▶ _Goal_
Where a line contains the string "нагрузки", copy that line.
— Start —
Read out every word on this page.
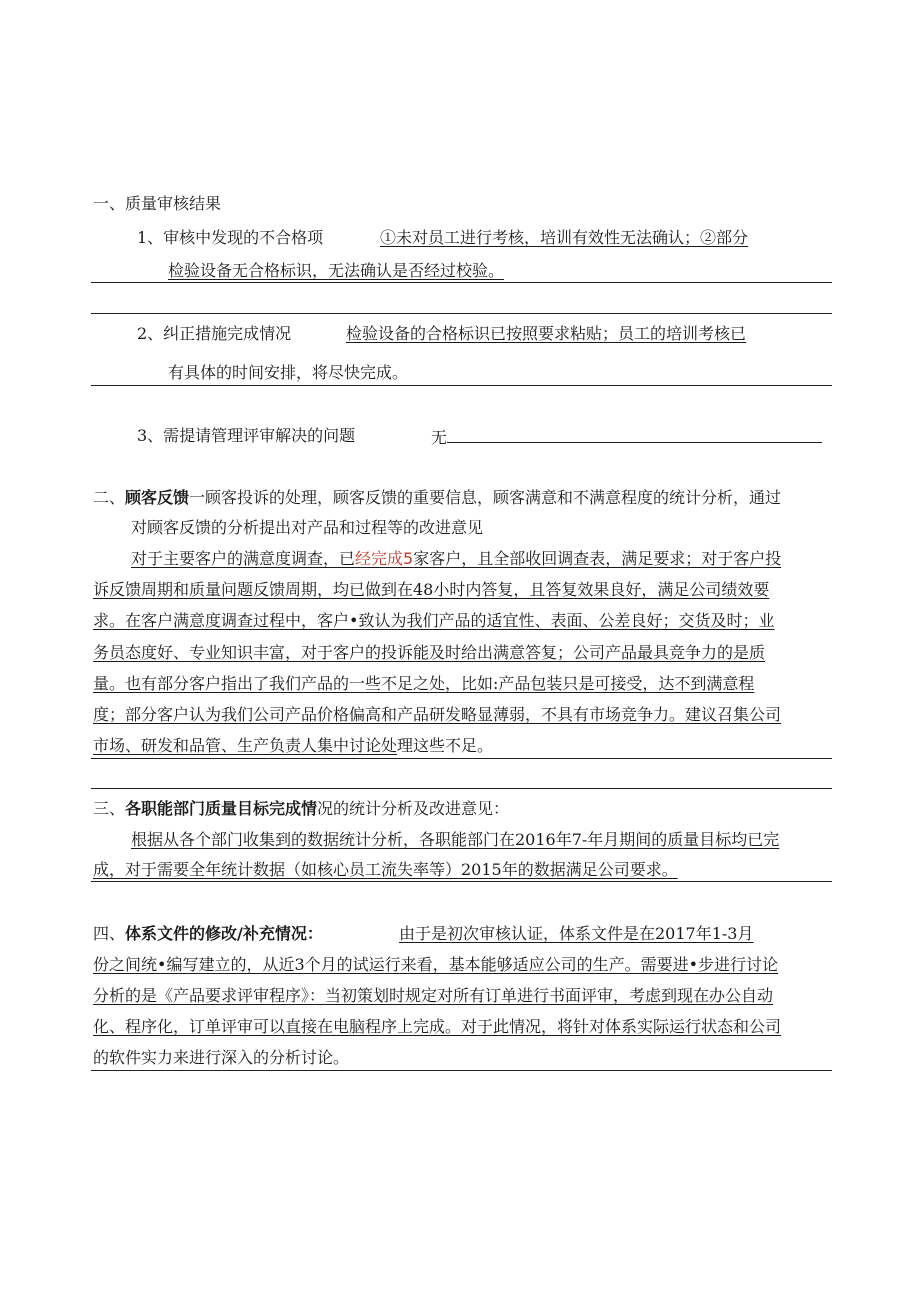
一、质量审核结果
1、审核中发现的不合格项	①未对员工进行考核，培训有效性无法确认；②部分
检验设备无合格标识，无法确认是否经过校验。
2、纠正措施完成情况	检验设备的合格标识已按照要求粘贴；员工的培训考核已
有具体的时间安排，将尽快完成。
3、需提请管理评审解决的问题	无
二、顾客反馈一顾客投诉的处理，顾客反馈的重要信息，顾客满意和不满意程度的统计分析，通过
对顾客反馈的分析提出对产品和过程等的改进意见
对于主要客户的满意度调查，已经完成5家客户，且全部收回调查表，满足要求；对于客户投
诉反馈周期和质量问题反馈周期，均已做到在48小时内答复，且答复效果良好，满足公司绩效要
求。在客户满意度调查过程中，客户•致认为我们产品的适宜性、表面、公差良好；交货及时；业
务员态度好、专业知识丰富，对于客户的投诉能及时给出满意答复；公司产品最具竞争力的是质
量。也有部分客户指出了我们产品的一些不足之处，比如:产品包装只是可接受，达不到满意程
度；部分客户认为我们公司产品价格偏高和产品研发略显薄弱，不具有市场竞争力。建议召集公司
市场、研发和品管、生产负责人集中讨论处理这些不足。
三、各职能部门质量目标完成情况的统计分析及改进意见：
根据从各个部门收集到的数据统计分析，各职能部门在2016年7-年月期间的质量目标均已完
成，对于需要全年统计数据（如核心员工流失率等）2015年的数据满足公司要求。
四、体系文件的修改/补充情况：	由于是初次审核认证，体系文件是在2017年1-3月
份之间统•编写建立的，从近3个月的试运行来看，基本能够适应公司的生产。需要进•步进行讨论
分析的是《产品要求评审程序》：当初策划时规定对所有订单进行书面评审，考虑到现在办公自动
化、程序化，订单评审可以直接在电脑程序上完成。对于此情况，将针对体系实际运行状态和公司
的软件实力来进行深入的分析讨论。
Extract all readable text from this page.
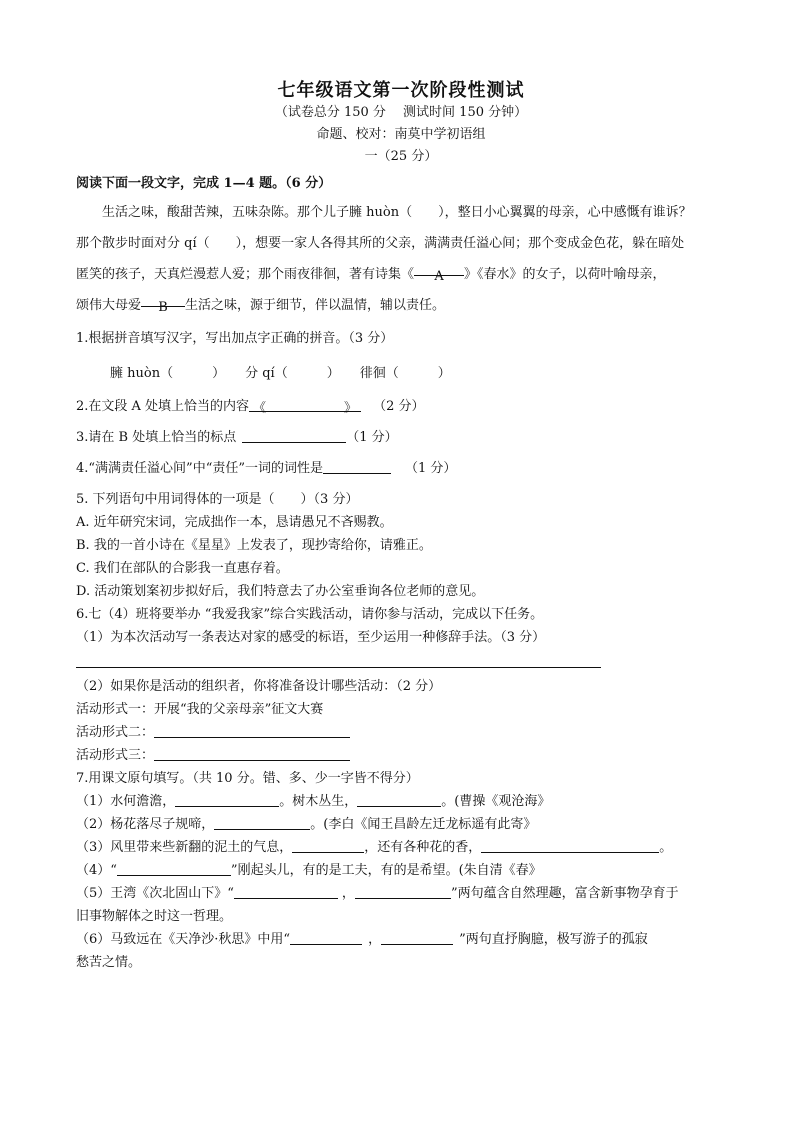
七年级语文第一次阶段性测试
（试卷总分 150 分　 测试时间 150 分钟）
命题、校对：南莫中学初语组
一（25 分）
阅读下面一段文字，完成 1—4 题。（6 分）
生活之味，酸甜苦辣，五味杂陈。那个儿子臃 huòn（　　），整日小心翼翼的母亲，心中感慨有谁诉？
那个散步时面对分 qí（　　），想要一家人各得其所的父亲，满满责任溢心间；那个变成金色花，躲在暗处
匿笑的孩子，天真烂漫惹人爱；那个雨夜徘徊，著有诗集《 A 》《春水》的女子，以荷叶喻母亲，
颂伟大母爱 B 生活之味，源于细节，伴以温情，辅以责任。
1.根据拼音填写汉字，写出加点字正确的拼音。（3 分）
臃 huòn（　　　） 分 qí（　　　） 徘徊（　　　）
2.在文段 A 处填上恰当的内容 《　　　　　　》 （2 分）
3.请在 B 处填上恰当的标点	（1 分）
4.“满满责任溢心间”中“责任”一词的词性是	（1 分）
5. 下列语句中用词得体的一项是（　　）（3 分）
A. 近年研究宋词，完成拙作一本，恳请愚兄不吝赐教。
B. 我的一首小诗在《星星》上发表了，现抄寄给你，请雅正。
C. 我们在部队的合影我一直惠存着。
D. 活动策划案初步拟好后，我们特意去了办公室垂询各位老师的意见。
6.七（4）班将要举办 “我爱我家”综合实践活动，请你参与活动，完成以下任务。
（1）为本次活动写一条表达对家的感受的标语，至少运用一种修辞手法。（3 分）
（2）如果你是活动的组织者，你将准备设计哪些活动：（2 分）
活动形式一：开展“我的父亲母亲”征文大赛
活动形式二：
活动形式三：
7.用课文原句填写。（共 10 分。错、多、少一字皆不得分）
（1）水何澹澹，	。树木丛生，	。(曹操《观沧海》
（2）杨花落尽子规啼，	。(李白《闻王昌龄左迁龙标遥有此寄》
（3）风里带来些新翻的泥土的气息，	，还有各种花的香，	。
（4）“	”刚起头儿，有的是工夫，有的是希望。(朱自清《春》
（5）王湾《次北固山下》“	，	”两句蕴含自然理趣，富含新事物孕育于
旧事物解体之时这一哲理。
（6）马致远在《天净沙·秋思》中用“	，	”两句直抒胸臆，极写游子的孤寂
愁苦之情。
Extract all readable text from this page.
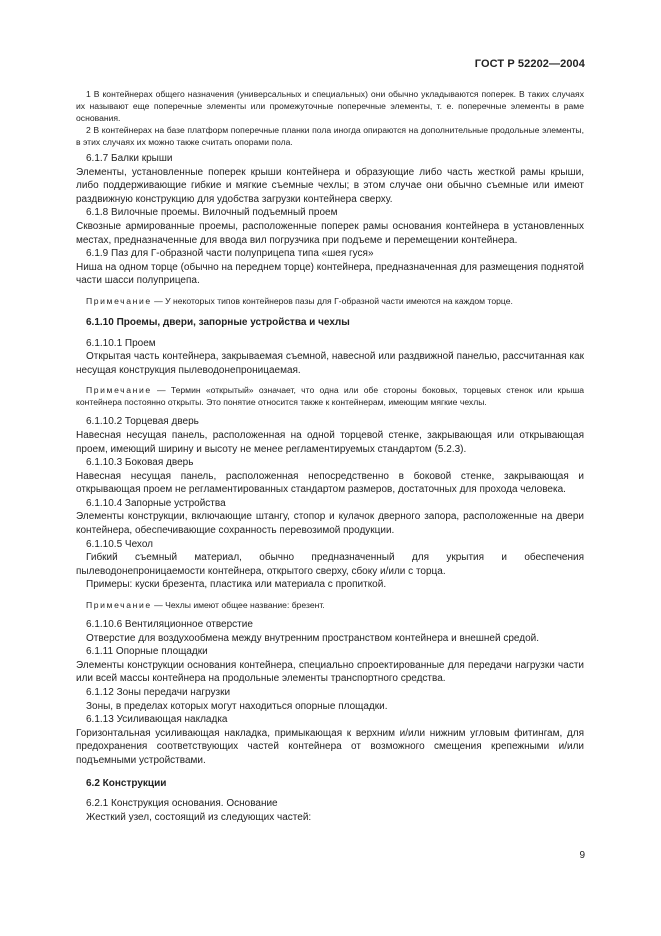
ГОСТ Р 52202—2004

1 В контейнерах общего назначения (универсальных и специальных) они обычно укладываются поперек. В таких случаях их называют еще поперечные элементы или промежуточные поперечные элементы, т. е. поперечные элементы в раме основания.

2 В контейнерах на базе платформ поперечные планки пола иногда опираются на дополнительные продольные элементы, в этих случаях их можно также считать опорами пола.

6.1.7 Балки крыши

Элементы, установленные поперек крыши контейнера и образующие либо часть жесткой рамы крыши, либо поддерживающие гибкие и мягкие съемные чехлы; в этом случае они обычно съемные или имеют раздвижную конструкцию для удобства загрузки контейнера сверху.

6.1.8 Вилочные проемы. Вилочный подъемный проем

Сквозные армированные проемы, расположенные поперек рамы основания контейнера в установленных местах, предназначенные для ввода вил погрузчика при подъеме и перемещении контейнера.

6.1.9 Паз для Г-образной части полуприцепа типа «шея гуся»

Ниша на одном торце (обычно на переднем торце) контейнера, предназначенная для размещения поднятой части шасси полуприцепа.

Примечание — У некоторых типов контейнеров пазы для Г-образной части имеются на каждом торце.

6.1.10 Проемы, двери, запорные устройства и чехлы

6.1.10.1 Проем

Открытая часть контейнера, закрываемая съемной, навесной или раздвижной панелью, рассчитанная как несущая конструкция пылеводонепроницаемая.

Примечание — Термин «открытый» означает, что одна или обе стороны боковых, торцевых стенок или крыша контейнера постоянно открыты. Это понятие относится также к контейнерам, имеющим мягкие чехлы.

6.1.10.2 Торцевая дверь

Навесная несущая панель, расположенная на одной торцевой стенке, закрывающая или открывающая проем, имеющий ширину и высоту не менее регламентируемых стандартом (5.2.3).

6.1.10.3 Боковая дверь

Навесная несущая панель, расположенная непосредственно в боковой стенке, закрывающая и открывающая проем не регламентированных стандартом размеров, достаточных для прохода человека.

6.1.10.4 Запорные устройства

Элементы конструкции, включающие штангу, стопор и кулачок дверного запора, расположенные на двери контейнера, обеспечивающие сохранность перевозимой продукции.

6.1.10.5 Чехол

Гибкий съемный материал, обычно предназначенный для укрытия и обеспечения пылеводонепроницаемости контейнера, открытого сверху, сбоку и/или с торца.

Примеры: куски брезента, пластика или материала с пропиткой.

Примечание — Чехлы имеют общее название: брезент.

6.1.10.6 Вентиляционное отверстие

Отверстие для воздухообмена между внутренним пространством контейнера и внешней средой.

6.1.11 Опорные площадки

Элементы конструкции основания контейнера, специально спроектированные для передачи нагрузки части или всей массы контейнера на продольные элементы транспортного средства.

6.1.12 Зоны передачи нагрузки

Зоны, в пределах которых могут находиться опорные площадки.

6.1.13 Усиливающая накладка

Горизонтальная усиливающая накладка, примыкающая к верхним и/или нижним угловым фитингам, для предохранения соответствующих частей контейнера от возможного смещения крепежными и/или подъемными устройствами.

6.2 Конструкции

6.2.1 Конструкция основания. Основание

Жесткий узел, состоящий из следующих частей:

9
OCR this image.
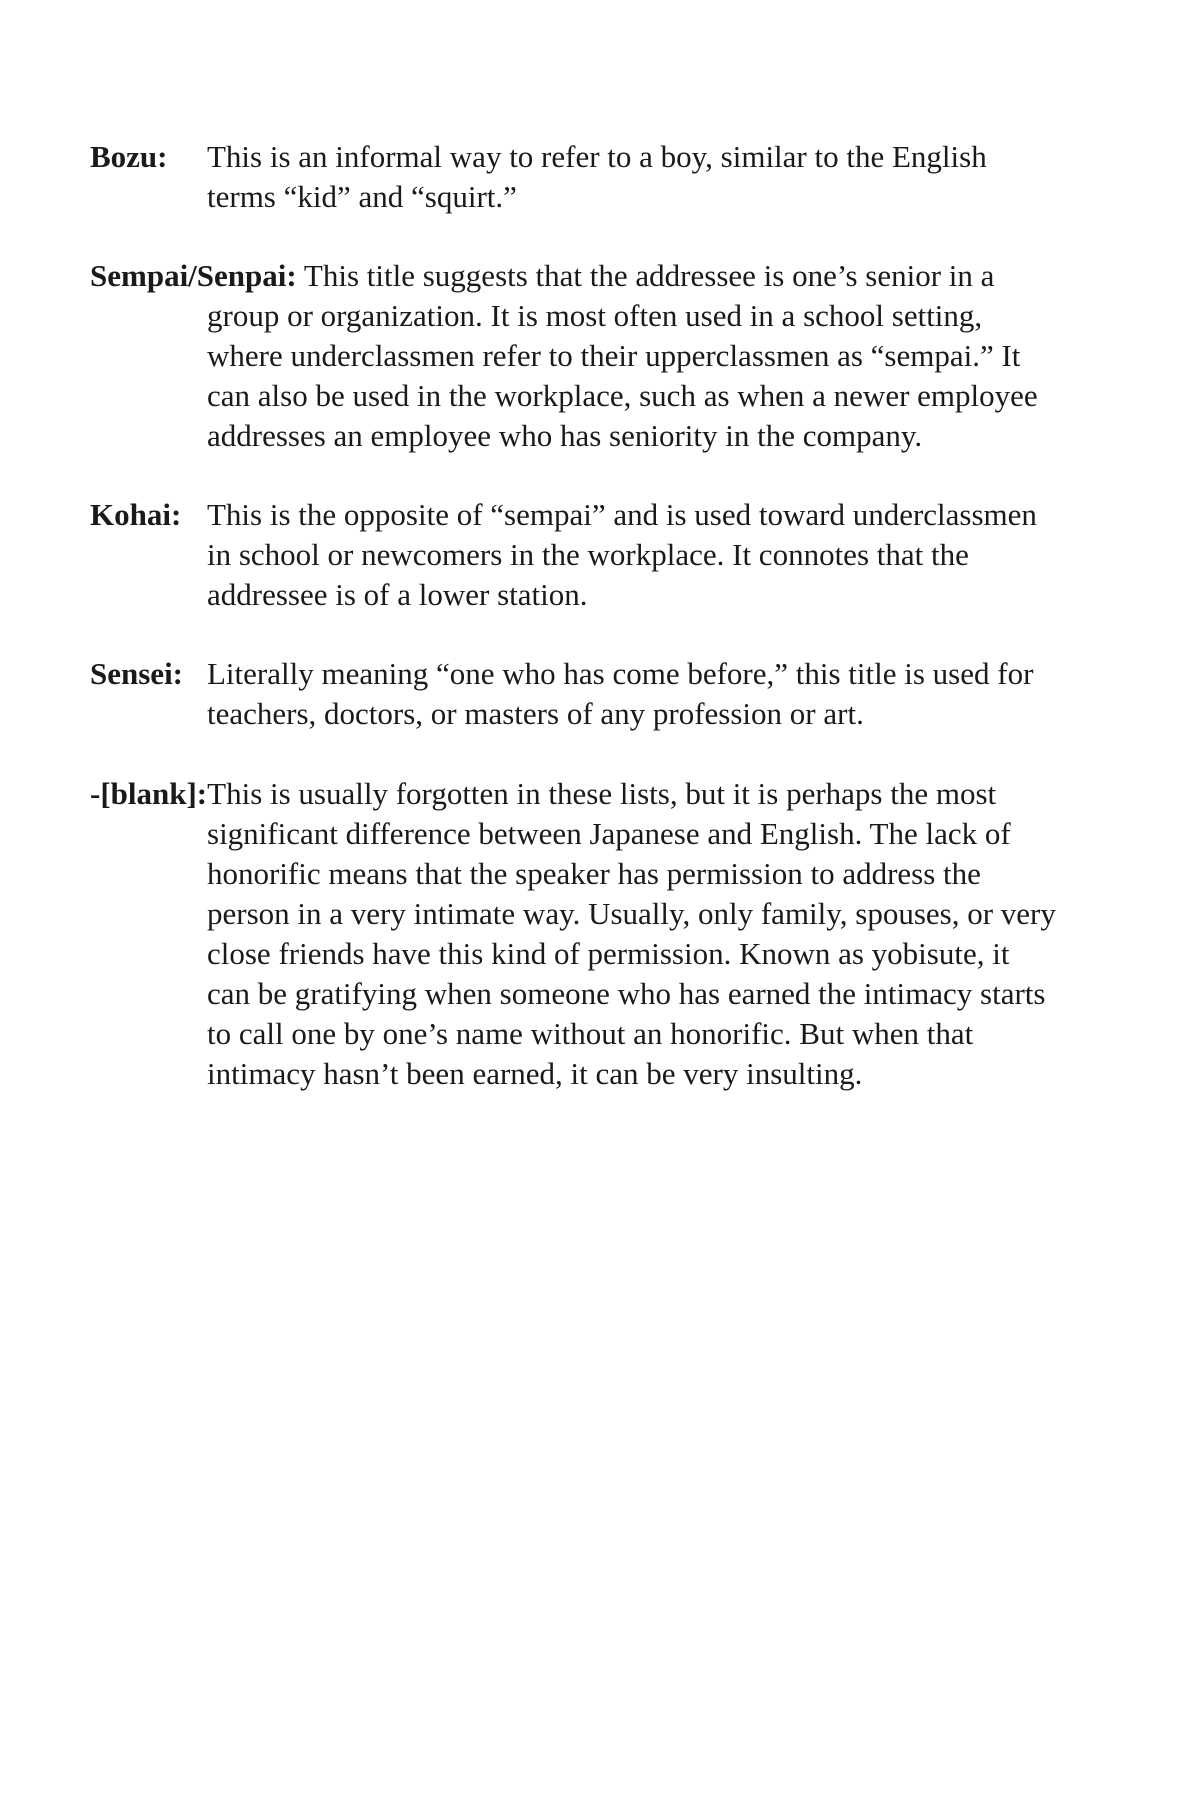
Bozu: This is an informal way to refer to a boy, similar to the English
terms “kid” and “squirt.”
Sempai/Senpai: This title suggests that the addressee is one’s senior in a
group or organization. It is most often used in a school setting,
where underclassmen refer to their upperclassmen as “sempai.” It
can also be used in the workplace, such as when a newer employee
addresses an employee who has seniority in the company.
Kohai: This is the opposite of “sempai” and is used toward underclassmen
in school or newcomers in the workplace. It connotes that the
addressee is of a lower station.
Sensei: Literally meaning “one who has come before,” this title is used for
teachers, doctors, or masters of any profession or art.
-[blank]:This is usually forgotten in these lists, but it is perhaps the most
significant difference between Japanese and English. The lack of
honorific means that the speaker has permission to address the
person in a very intimate way. Usually, only family, spouses, or very
close friends have this kind of permission. Known as yobisute, it
can be gratifying when someone who has earned the intimacy starts
to call one by one’s name without an honorific. But when that
intimacy hasn’t been earned, it can be very insulting.
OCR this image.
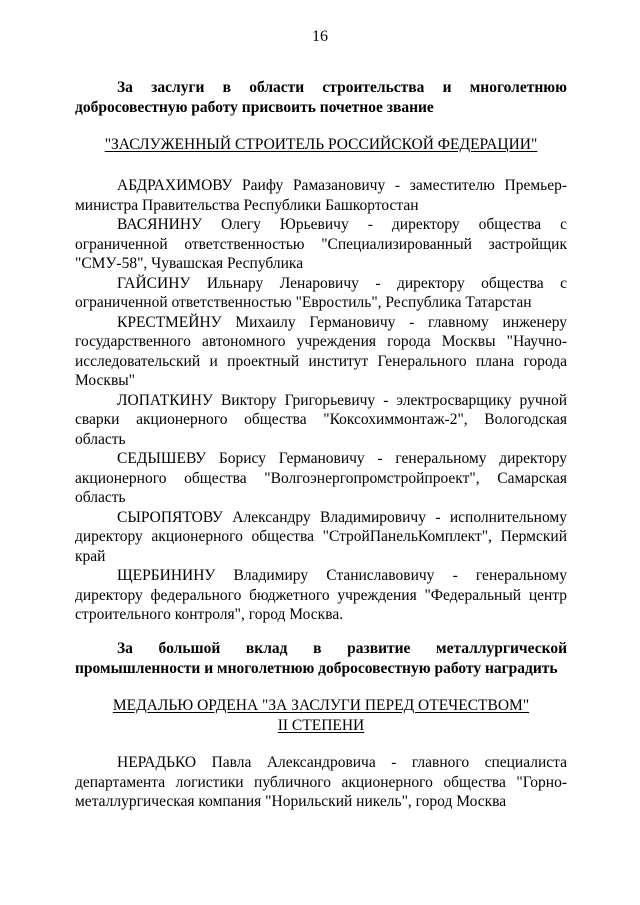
16

За заслуги в области строительства и многолетнюю

добросовестную работу присвоить почетное звание

"ЗАСЛУЖЕННЫЙ СТРОИТЕЛЬ РОССИЙСКОЙ ФЕДЕРАЦИИ"

АБДРАХИМОВУ Раифу Рамазановичу - заместителю Премьер-министра Правительства Республики Башкортостан

ВАСЯНИНУ Олегу Юрьевичу - директору общества с ограниченной ответственностью "Специализированный застройщик "СМУ-58", Чувашская Республика

ГАЙСИНУ Ильнару Ленаровичу - директору общества с ограниченной ответственностью "Евростиль", Республика Татарстан

КРЕСТМЕЙНУ Михаилу Германовичу - главному инженеру государственного автономного учреждения города Москвы "Научно-исследовательский и проектный институт Генерального плана города Москвы"

ЛОПАТКИНУ Виктору Григорьевичу - электросварщику ручной сварки акционерного общества "Коксохиммонтаж-2", Вологодская область

СЕДЫШЕВУ Борису Германовичу - генеральному директору акционерного общества "Волгоэнергопромстройпроект", Самарская область

СЫРОПЯТОВУ Александру Владимировичу - исполнительному директору акционерного общества "СтройПанельКомплект", Пермский край

ЩЕРБИНИНУ Владимиру Станиславовичу - генеральному директору федерального бюджетного учреждения "Федеральный центр строительного контроля", город Москва.

За большой вклад в развитие металлургической

промышленности и многолетнюю добросовестную работу наградить

МЕДАЛЬЮ ОРДЕНА "ЗА ЗАСЛУГИ ПЕРЕД ОТЕЧЕСТВОМ"

II СТЕПЕНИ

НЕРАДЬКО Павла Александровича - главного специалиста департамента логистики публичного акционерного общества "Горно-металлургическая компания "Норильский никель", город Москва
— End —
▶ _Solution to the problem_
Элементы конструкции основания контейнера, специально спроектированные для передачи нагрузки части или всей массы контейнера на продольные элементы транспортного средства.
6.1.12 Зоны передачи нагрузки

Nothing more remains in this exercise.